Exercise aim:
List each line of the data that holds the string "DELPHI", please.

Excerpts from a figure dataset:
..............................
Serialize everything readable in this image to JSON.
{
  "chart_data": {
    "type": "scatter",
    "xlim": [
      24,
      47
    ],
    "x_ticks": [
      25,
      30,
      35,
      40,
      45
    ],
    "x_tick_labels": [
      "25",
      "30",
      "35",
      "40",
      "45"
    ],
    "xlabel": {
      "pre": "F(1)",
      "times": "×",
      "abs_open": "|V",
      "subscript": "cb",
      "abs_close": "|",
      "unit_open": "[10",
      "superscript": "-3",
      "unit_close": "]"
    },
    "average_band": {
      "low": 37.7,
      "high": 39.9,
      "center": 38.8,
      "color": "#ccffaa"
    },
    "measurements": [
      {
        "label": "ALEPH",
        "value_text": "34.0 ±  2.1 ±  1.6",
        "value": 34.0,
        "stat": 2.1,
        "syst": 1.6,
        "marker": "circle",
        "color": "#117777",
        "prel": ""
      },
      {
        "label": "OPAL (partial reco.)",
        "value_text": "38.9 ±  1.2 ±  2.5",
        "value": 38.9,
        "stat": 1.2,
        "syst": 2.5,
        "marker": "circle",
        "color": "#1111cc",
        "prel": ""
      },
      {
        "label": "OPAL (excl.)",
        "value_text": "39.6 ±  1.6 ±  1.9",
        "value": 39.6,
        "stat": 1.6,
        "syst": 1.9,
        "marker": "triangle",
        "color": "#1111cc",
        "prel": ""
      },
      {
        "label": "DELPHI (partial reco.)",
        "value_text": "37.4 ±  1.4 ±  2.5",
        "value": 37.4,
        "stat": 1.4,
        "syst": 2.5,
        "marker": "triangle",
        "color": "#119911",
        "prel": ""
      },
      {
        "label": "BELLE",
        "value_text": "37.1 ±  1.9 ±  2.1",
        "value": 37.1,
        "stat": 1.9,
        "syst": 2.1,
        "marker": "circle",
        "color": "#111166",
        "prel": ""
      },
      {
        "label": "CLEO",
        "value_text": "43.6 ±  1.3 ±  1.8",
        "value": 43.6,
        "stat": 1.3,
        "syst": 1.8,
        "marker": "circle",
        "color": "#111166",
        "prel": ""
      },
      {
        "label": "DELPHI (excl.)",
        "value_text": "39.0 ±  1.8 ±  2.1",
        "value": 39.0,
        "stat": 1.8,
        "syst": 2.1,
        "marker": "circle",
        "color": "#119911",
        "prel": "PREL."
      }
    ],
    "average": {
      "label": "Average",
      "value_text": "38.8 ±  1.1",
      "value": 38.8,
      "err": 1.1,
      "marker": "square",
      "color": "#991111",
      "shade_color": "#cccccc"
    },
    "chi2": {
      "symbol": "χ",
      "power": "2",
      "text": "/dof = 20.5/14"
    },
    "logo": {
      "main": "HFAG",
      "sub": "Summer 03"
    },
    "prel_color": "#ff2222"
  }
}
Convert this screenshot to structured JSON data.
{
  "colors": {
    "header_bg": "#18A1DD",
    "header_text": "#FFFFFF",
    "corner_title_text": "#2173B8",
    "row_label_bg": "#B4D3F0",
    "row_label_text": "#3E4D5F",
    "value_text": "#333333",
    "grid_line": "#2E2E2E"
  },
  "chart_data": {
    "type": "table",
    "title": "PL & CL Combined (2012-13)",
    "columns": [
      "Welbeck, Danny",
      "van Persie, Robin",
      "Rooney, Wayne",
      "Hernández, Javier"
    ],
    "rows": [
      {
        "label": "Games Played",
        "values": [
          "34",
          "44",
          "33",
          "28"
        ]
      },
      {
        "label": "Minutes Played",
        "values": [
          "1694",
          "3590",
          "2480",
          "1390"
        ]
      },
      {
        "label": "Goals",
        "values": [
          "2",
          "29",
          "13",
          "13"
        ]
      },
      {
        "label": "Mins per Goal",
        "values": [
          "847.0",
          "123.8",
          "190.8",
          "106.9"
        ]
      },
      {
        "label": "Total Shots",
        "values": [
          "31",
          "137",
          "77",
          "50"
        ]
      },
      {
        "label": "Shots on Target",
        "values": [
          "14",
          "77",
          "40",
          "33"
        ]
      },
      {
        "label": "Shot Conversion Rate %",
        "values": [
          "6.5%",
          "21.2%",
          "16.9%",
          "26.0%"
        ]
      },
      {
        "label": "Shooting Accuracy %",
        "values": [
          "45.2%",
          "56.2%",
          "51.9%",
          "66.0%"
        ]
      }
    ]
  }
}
..............................
Task result:
        "label": "DELPHI (partial reco.)",
        "label": "DELPHI (excl.)",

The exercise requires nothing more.